··· Trecho ···
Bach é um mosaico harmônico. Ele é matemática pura. O mundo parece ordenado com sua partitura. O tempo, a entrada de um tema musical, os comentários sobre a melodia e a volta perfeita mostram que ele tinha o toque de Pitágoras: a verdade do universo pode ser expressa por grandezas numéricas e geométricas. É a “música das esferas”. Bach é a tabuada de Deus, ou se preferirem o ímpio Cioran, Deus é a grandeza precisa e matemática de Bach.

Além da ordem metódica, Bach é melodia. Quase todas as pessoas sorriem quando escutam o tema de Jesus, Alegria dos Homens, coro final de uma cantata (obra para instrumentos e canto). A obra fará, em breve, 300 anos. Narra a visita de Maria a sua prima Isabel, no evangelho de Lucas. A inglesa Myra Hess (1890-1965) fez uma transposição linda para piano. Em 1972, o grupo pop Apollo 100 explodiu nas paradas de sucesso com uma versão da melodia. Toquei a versão para órgão no enterro da mãe da minha orientadora, na Igreja São José, em São Paulo. Janice se emociona até hoje com a música que sua mãe adorava. Cioran começa a ficar mais plausível.
··· Dados fornecidos ···
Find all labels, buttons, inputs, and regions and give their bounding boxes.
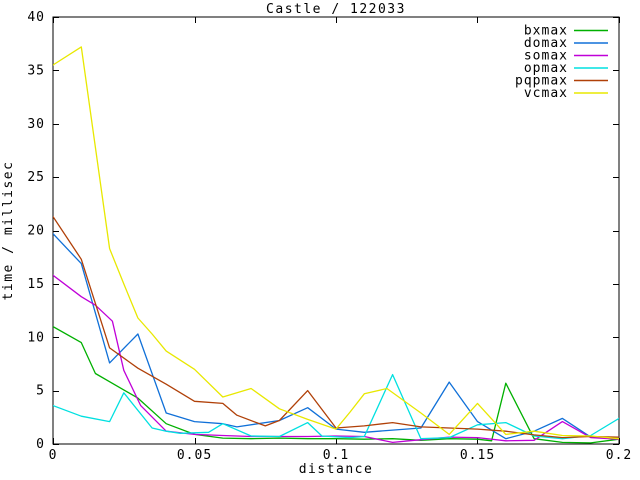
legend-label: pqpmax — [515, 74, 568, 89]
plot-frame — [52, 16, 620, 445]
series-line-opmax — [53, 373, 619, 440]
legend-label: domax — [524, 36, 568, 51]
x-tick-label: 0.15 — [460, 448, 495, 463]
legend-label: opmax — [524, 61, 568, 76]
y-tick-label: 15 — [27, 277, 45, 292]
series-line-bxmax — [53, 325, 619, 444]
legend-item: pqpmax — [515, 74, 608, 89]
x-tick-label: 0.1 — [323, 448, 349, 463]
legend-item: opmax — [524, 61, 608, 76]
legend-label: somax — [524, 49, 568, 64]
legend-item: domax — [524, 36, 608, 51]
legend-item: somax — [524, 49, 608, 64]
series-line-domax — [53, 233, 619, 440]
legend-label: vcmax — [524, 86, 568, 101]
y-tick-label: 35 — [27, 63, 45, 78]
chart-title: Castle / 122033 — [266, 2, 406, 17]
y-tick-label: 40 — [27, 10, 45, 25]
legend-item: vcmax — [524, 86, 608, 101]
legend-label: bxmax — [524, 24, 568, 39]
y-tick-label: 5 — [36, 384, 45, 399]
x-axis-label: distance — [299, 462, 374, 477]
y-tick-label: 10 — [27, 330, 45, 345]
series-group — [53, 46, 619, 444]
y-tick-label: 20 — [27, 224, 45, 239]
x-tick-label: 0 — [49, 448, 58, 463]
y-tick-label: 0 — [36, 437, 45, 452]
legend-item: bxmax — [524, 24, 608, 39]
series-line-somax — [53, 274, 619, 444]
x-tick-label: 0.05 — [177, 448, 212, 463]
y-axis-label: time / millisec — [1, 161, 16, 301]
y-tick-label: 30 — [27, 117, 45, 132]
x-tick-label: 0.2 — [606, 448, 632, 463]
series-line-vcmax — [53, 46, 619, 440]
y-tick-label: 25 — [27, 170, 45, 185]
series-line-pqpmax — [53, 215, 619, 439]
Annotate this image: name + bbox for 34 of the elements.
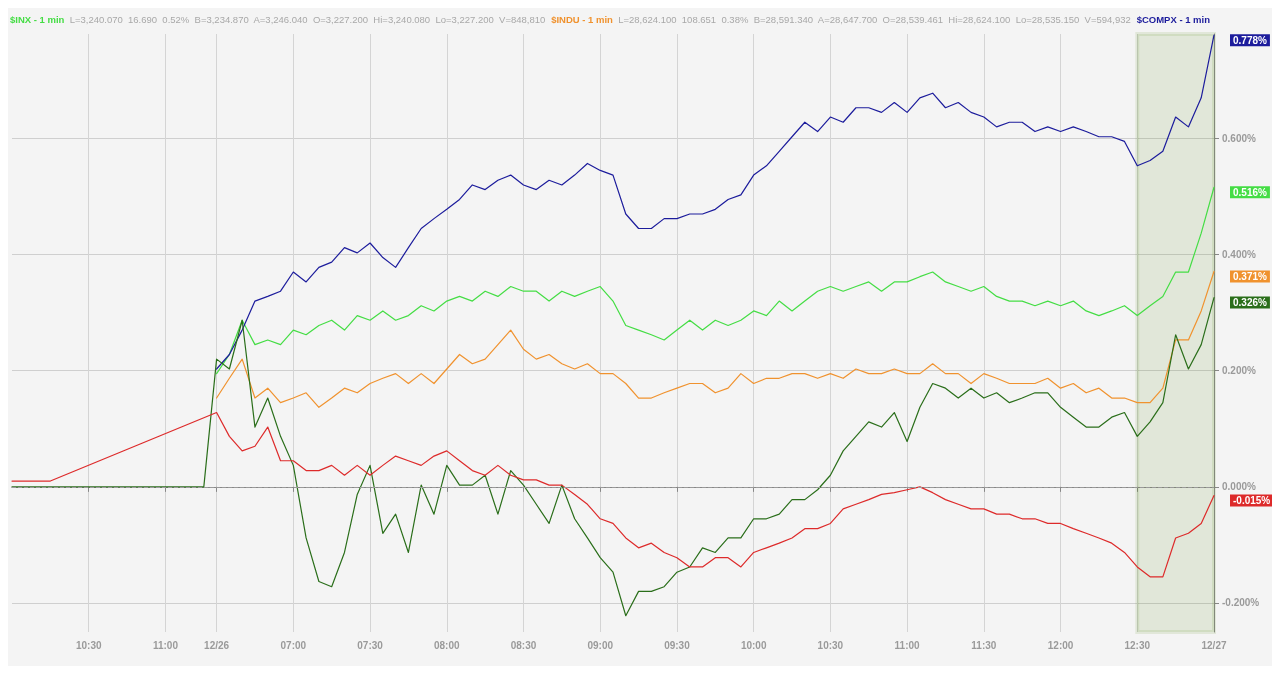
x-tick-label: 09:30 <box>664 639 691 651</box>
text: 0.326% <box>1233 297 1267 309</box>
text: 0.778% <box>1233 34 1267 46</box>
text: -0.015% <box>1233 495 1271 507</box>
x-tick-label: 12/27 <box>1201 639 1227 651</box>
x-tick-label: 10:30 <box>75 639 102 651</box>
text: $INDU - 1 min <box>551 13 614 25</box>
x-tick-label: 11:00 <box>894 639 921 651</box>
···
Problema proposto A:
No trecho sobre Bach, quem fez uma transposição para piano de Jesus, Alegria dos Homens?
Problema proposto B:
Retome o trecho sobre Bach logo depois da última frase dele.

Resultado do exercício A:
A inglesa Myra Hess (1890-1965).

Resultado do exercício B:
Ouvir os seis Concertos de Brandenburgo afasta a tristeza nos dias que correm. O movimento Allegro inicial do concerto 4 é um portal para a música clássica. Se você não gostar, paciência. Seu campo não é a música erudita. Mas... não desista da vida. Você não é pessoa ruim, apenas é... você. Sejamos misericordiosos: permita-se uma segunda chance. Escute a Ária da Quarta Corda (Ária da Suíte 3). Continua não funcionando? Bem, o importante é ser limpinho. Recomendo estudos espíritas: em religiões reencarnacionistas, talvez, você possa voltar um dia dotado de algum espírito... É uma esperança.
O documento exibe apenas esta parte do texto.